::: The records
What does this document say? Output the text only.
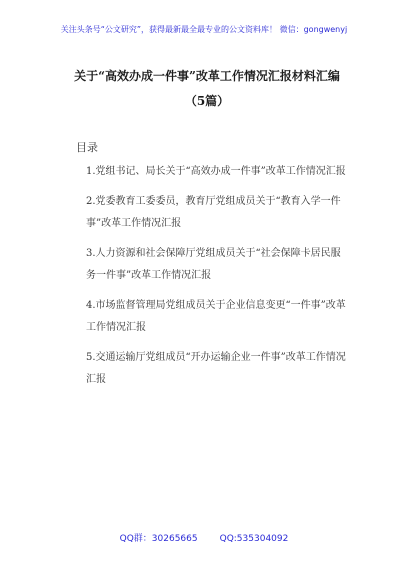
关注头条号“公文研究”，获得最新最全最专业的公文资料库！ 微信：gongwenyj
关于“高效办成一件事”改革工作情况汇报材料汇编（5篇）
目录
1.党组书记、局长关于“高效办成一件事”改革工作情况汇报
2.党委教育工委委员，教育厅党组成员关于“教育入学一件事”改革工作情况汇报
3.人力资源和社会保障厅党组成员关于“社会保障卡居民服务一件事”改革工作情况汇报
4.市场监督管理局党组成员关于企业信息变更“一件事”改革工作情况汇报
5.交通运输厅党组成员“开办运输企业一件事”改革工作情况汇报
QQ群：30265665 QQ:535304092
::::::
- [What the exercise asks]:
Transcribe every entry word for word, but omit the pictures.

- [Result of this task]:
What does this document say? Output the text only.
关注头条号“公文研究”，获得最新最全最专业的公文资料库！ 微信：gongwenyj
关于“高效办成一件事”改革工作情况汇报材料汇编（5篇）
目录
1.党组书记、局长关于“高效办成一件事”改革工作情况汇报
2.党委教育工委委员，教育厅党组成员关于“教育入学一件事”改革工作情况汇报
3.人力资源和社会保障厅党组成员关于“社会保障卡居民服务一件事”改革工作情况汇报
4.市场监督管理局党组成员关于企业信息变更“一件事”改革工作情况汇报
5.交通运输厅党组成员“开办运输企业一件事”改革工作情况汇报
QQ群：30265665 QQ:535304092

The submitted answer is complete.